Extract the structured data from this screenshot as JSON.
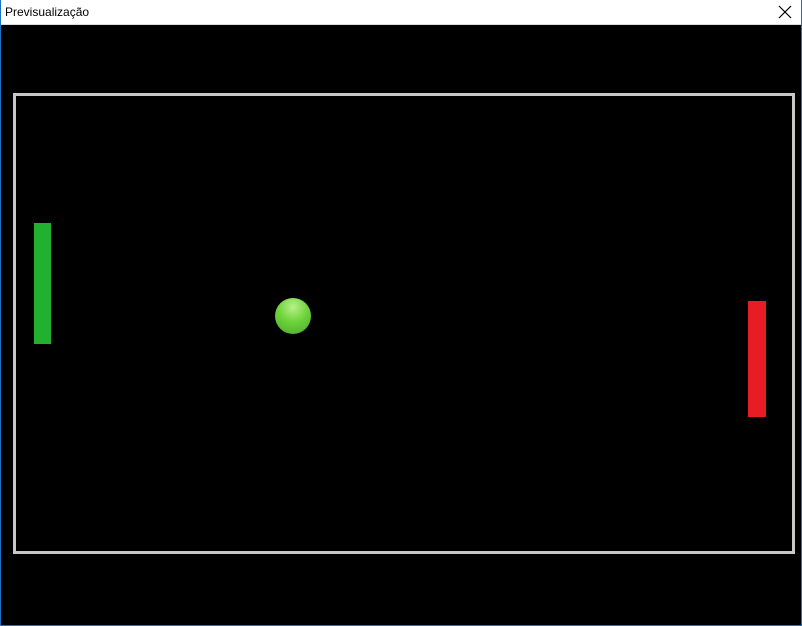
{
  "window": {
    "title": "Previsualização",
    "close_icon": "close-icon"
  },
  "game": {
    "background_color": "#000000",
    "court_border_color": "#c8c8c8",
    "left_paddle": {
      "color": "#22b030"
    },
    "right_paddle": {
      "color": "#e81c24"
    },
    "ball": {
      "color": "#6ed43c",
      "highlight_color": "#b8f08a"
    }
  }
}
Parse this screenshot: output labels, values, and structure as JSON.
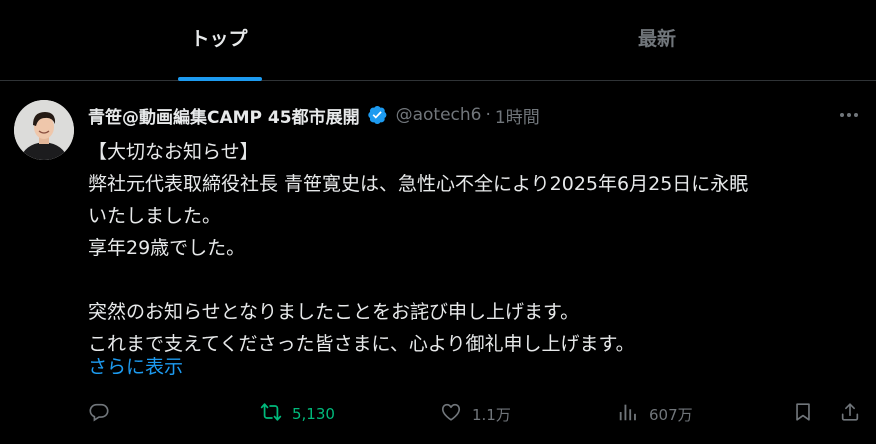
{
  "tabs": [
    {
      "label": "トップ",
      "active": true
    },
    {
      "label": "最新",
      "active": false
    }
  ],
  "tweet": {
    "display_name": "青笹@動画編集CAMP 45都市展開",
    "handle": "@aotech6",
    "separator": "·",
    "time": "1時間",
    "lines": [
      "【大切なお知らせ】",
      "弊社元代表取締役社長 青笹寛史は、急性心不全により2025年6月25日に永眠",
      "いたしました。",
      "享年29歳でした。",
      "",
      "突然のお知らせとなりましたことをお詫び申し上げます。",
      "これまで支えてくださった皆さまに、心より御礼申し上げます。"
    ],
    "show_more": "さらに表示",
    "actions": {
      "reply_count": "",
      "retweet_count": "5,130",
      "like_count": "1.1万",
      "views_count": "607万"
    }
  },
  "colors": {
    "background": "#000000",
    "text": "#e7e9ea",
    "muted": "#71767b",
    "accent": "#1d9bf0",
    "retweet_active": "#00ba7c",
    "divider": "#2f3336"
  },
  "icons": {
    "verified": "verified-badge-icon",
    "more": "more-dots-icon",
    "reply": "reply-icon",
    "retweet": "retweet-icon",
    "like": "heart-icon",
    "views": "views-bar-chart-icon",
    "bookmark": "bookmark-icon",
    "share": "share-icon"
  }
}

○ ○ ○ ○ ○ ○ ○

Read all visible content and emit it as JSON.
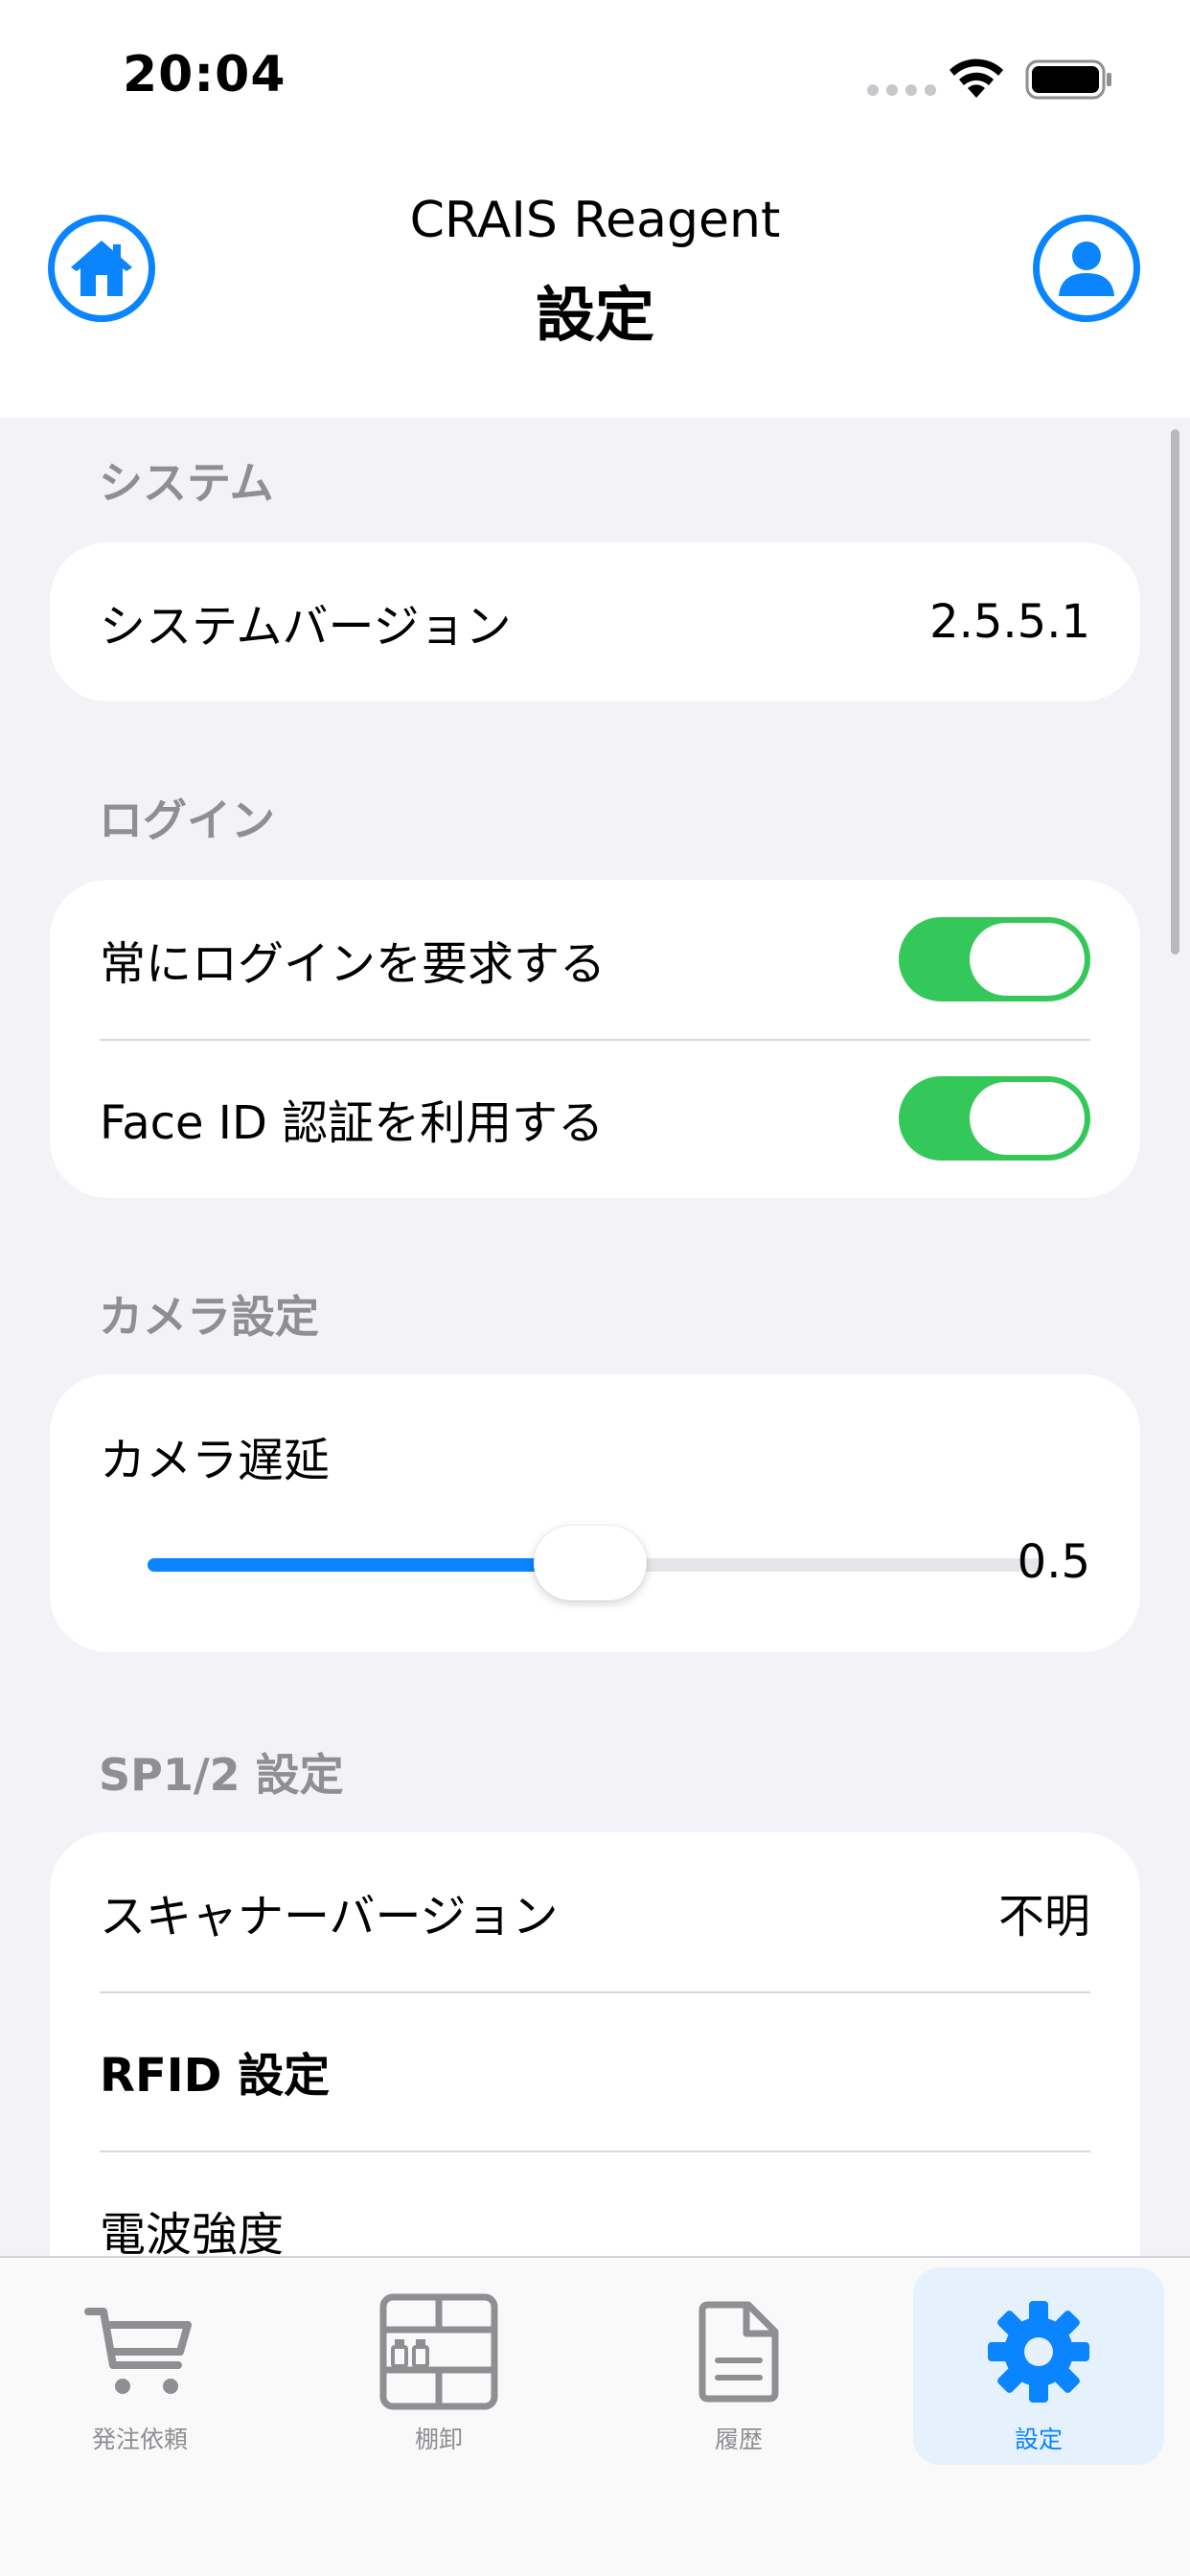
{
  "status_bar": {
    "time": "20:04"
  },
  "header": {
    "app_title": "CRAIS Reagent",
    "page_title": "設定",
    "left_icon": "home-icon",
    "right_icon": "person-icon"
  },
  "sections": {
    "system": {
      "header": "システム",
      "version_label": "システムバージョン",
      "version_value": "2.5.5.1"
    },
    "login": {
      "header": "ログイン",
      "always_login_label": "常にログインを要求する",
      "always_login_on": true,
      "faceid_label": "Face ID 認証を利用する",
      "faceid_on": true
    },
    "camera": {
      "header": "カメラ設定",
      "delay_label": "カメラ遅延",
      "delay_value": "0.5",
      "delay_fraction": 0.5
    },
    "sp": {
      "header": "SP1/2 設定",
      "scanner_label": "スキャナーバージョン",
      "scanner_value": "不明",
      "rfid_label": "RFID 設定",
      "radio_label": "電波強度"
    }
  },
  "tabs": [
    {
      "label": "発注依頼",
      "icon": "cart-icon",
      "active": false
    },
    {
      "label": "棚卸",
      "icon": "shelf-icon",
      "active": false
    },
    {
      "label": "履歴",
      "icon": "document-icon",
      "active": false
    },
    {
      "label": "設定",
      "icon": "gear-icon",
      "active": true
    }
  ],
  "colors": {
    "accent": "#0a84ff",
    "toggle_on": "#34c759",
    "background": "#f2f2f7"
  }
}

○ ○ ○ ○ ○ ○ ○

Look through the lines above and collect those with the word "true".

#### Full response
      "active": true
      "always_login_on": true,
      "faceid_on": true
      "active": true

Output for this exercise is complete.